CHALLENGE – Extract every entry word for word. Skip the pictures.

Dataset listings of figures
>> START
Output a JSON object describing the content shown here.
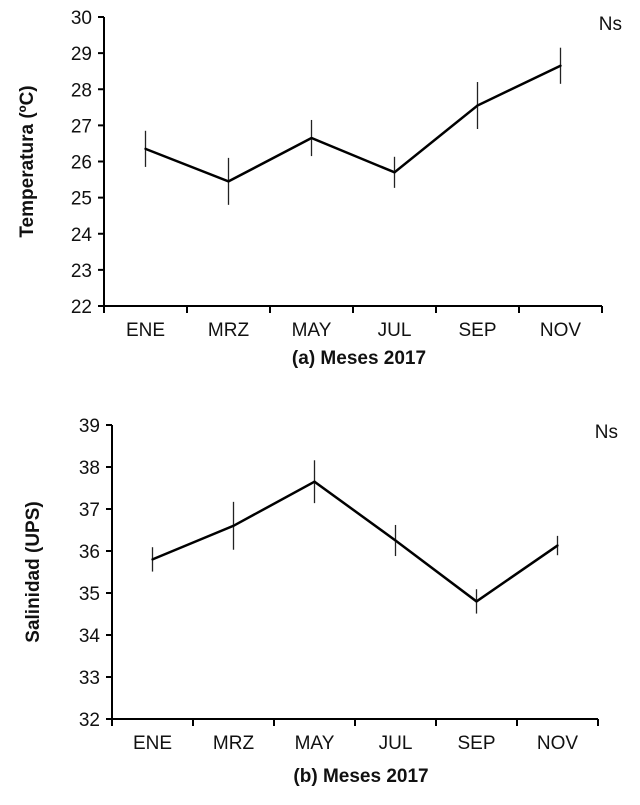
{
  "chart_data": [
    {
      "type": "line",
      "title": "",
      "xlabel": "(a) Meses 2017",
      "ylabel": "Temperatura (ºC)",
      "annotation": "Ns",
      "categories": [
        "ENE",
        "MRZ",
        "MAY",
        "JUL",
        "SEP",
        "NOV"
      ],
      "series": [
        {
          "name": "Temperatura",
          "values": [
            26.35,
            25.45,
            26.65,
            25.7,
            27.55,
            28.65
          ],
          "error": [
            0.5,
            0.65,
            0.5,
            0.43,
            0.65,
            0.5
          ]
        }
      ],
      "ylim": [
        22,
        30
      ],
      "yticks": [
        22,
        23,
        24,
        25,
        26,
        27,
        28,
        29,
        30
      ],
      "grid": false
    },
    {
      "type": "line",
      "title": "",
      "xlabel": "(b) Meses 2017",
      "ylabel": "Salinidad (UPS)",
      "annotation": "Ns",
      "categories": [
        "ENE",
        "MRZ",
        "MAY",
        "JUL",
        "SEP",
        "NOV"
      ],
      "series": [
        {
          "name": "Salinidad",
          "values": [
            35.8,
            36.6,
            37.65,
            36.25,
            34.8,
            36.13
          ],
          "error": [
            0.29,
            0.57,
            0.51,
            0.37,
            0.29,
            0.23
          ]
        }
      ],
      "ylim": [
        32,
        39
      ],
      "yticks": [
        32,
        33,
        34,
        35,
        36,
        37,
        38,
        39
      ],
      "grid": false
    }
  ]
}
>> END
CORRECT ANSWER –
Output a JSON object describing the content shown here.
{
  "chart_data": [
    {
      "type": "line",
      "title": "",
      "xlabel": "(a) Meses 2017",
      "ylabel": "Temperatura (ºC)",
      "annotation": "Ns",
      "categories": [
        "ENE",
        "MRZ",
        "MAY",
        "JUL",
        "SEP",
        "NOV"
      ],
      "series": [
        {
          "name": "Temperatura",
          "values": [
            26.35,
            25.45,
            26.65,
            25.7,
            27.55,
            28.65
          ],
          "error": [
            0.5,
            0.65,
            0.5,
            0.43,
            0.65,
            0.5
          ]
        }
      ],
      "ylim": [
        22,
        30
      ],
      "yticks": [
        22,
        23,
        24,
        25,
        26,
        27,
        28,
        29,
        30
      ],
      "grid": false
    },
    {
      "type": "line",
      "title": "",
      "xlabel": "(b) Meses 2017",
      "ylabel": "Salinidad (UPS)",
      "annotation": "Ns",
      "categories": [
        "ENE",
        "MRZ",
        "MAY",
        "JUL",
        "SEP",
        "NOV"
      ],
      "series": [
        {
          "name": "Salinidad",
          "values": [
            35.8,
            36.6,
            37.65,
            36.25,
            34.8,
            36.13
          ],
          "error": [
            0.29,
            0.57,
            0.51,
            0.37,
            0.29,
            0.23
          ]
        }
      ],
      "ylim": [
        32,
        39
      ],
      "yticks": [
        32,
        33,
        34,
        35,
        36,
        37,
        38,
        39
      ],
      "grid": false
    }
  ]
}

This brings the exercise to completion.